→ **GOAL**
Every line that includes the word "screenshot" is to be listed.

→ **RECORDS SUPPLIED**
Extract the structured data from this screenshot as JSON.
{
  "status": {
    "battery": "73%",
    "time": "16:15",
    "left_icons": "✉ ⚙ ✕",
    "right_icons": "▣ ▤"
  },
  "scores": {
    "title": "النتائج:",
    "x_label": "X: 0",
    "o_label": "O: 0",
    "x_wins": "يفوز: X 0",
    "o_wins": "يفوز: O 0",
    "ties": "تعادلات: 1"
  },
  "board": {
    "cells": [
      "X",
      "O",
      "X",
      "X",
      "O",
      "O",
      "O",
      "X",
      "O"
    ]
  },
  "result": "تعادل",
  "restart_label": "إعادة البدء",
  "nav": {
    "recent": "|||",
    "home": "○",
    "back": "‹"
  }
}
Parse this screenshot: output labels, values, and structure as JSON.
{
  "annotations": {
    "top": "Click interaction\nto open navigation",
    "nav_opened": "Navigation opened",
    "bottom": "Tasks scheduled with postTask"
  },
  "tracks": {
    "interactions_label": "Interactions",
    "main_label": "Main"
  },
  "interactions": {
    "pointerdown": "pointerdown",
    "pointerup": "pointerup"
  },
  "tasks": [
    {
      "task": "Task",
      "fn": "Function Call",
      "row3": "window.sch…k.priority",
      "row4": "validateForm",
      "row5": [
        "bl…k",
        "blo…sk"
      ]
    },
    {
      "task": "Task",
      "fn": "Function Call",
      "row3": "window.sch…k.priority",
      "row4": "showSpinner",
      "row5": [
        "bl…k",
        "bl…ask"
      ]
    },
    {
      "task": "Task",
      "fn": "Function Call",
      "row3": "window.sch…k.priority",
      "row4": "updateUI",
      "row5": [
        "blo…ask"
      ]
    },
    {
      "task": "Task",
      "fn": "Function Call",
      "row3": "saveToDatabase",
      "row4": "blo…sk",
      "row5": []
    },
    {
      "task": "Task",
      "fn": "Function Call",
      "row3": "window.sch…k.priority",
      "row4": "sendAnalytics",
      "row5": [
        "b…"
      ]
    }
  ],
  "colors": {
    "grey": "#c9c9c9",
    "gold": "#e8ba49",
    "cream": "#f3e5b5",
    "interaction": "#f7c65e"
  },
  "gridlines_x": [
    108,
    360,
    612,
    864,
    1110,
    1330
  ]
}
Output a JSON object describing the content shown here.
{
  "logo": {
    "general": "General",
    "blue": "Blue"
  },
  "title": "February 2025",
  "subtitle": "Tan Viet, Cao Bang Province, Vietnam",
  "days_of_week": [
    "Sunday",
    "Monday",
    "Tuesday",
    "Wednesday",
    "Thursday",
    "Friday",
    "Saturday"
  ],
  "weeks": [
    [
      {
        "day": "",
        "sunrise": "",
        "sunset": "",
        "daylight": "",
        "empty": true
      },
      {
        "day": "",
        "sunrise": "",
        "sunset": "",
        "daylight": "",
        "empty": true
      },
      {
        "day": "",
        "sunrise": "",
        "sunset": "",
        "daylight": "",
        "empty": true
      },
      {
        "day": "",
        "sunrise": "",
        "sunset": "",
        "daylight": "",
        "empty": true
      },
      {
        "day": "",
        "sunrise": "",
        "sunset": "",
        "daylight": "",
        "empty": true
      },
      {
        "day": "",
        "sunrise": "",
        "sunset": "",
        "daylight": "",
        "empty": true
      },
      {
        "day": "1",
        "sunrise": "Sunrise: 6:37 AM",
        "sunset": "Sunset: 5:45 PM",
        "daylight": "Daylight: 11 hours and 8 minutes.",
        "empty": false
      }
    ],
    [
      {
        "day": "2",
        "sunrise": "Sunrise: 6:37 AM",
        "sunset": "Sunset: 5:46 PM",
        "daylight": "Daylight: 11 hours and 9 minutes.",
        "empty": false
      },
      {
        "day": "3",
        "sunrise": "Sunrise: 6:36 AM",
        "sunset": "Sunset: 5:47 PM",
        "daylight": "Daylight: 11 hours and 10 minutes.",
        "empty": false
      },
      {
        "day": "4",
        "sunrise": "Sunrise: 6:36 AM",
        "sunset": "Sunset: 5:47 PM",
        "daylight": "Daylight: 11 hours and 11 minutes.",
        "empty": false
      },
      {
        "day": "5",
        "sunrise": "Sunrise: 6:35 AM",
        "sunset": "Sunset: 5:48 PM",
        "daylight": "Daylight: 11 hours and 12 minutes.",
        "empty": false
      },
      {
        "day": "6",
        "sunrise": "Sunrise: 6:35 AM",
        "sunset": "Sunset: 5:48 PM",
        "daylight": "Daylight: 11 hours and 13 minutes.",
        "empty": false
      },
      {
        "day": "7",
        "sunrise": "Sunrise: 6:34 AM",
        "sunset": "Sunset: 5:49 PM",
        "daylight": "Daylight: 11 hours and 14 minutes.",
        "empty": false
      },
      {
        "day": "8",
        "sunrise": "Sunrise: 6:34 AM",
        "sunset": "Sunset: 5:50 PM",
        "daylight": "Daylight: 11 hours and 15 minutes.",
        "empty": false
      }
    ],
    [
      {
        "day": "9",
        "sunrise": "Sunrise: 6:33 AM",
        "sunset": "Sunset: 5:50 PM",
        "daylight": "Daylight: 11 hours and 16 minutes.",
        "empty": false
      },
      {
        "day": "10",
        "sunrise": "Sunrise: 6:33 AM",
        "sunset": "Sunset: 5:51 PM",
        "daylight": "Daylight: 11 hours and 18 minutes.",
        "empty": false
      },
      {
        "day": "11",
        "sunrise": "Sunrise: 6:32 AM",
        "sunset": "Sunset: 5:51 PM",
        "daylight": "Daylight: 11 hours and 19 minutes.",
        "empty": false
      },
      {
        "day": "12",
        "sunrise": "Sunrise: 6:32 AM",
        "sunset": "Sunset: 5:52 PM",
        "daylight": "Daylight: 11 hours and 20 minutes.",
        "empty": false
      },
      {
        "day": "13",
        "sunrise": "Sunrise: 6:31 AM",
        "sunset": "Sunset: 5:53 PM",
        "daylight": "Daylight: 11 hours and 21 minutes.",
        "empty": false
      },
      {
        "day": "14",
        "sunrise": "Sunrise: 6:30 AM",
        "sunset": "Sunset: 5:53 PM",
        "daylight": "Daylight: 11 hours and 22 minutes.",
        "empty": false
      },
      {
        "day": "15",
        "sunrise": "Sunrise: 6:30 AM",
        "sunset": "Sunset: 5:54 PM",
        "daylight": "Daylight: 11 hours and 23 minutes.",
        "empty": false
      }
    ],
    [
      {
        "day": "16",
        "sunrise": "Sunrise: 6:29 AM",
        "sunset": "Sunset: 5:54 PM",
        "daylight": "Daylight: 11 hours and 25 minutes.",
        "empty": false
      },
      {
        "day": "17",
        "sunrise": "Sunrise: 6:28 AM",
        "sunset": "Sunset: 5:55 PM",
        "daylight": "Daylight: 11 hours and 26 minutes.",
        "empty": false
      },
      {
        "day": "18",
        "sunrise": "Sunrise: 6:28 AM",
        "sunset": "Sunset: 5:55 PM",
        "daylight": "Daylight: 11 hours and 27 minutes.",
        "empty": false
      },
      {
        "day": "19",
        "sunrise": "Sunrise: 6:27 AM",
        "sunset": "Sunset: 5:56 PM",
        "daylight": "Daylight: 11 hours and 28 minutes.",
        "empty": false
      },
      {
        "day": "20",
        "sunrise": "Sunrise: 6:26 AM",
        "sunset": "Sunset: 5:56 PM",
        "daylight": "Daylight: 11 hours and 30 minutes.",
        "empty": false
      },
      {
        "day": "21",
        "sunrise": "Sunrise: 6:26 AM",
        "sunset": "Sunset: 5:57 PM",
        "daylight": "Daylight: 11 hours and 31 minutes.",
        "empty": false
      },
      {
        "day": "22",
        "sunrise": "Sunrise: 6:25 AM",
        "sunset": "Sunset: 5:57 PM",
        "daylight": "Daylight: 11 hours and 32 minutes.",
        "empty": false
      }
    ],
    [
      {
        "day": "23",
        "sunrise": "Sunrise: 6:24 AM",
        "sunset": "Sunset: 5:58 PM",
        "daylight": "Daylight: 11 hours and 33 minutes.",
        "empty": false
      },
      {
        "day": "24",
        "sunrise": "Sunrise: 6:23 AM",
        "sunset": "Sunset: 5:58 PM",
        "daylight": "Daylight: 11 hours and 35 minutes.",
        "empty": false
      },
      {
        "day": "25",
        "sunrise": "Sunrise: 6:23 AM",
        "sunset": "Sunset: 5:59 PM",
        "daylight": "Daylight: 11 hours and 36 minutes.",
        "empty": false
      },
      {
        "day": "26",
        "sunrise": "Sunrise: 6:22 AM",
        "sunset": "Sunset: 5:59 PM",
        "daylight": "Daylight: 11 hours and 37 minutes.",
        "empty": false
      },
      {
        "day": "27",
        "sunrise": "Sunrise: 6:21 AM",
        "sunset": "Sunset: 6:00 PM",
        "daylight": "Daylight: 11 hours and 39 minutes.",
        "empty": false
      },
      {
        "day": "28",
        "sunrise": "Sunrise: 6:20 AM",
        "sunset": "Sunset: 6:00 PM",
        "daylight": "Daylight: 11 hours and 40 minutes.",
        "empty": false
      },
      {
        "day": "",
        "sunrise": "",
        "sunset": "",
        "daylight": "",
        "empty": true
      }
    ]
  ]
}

→ **RESPONSE TO THE TASK**
Extract the structured data from this screenshot as JSON.
Parse this screenshot: output labels, values, and structure as JSON.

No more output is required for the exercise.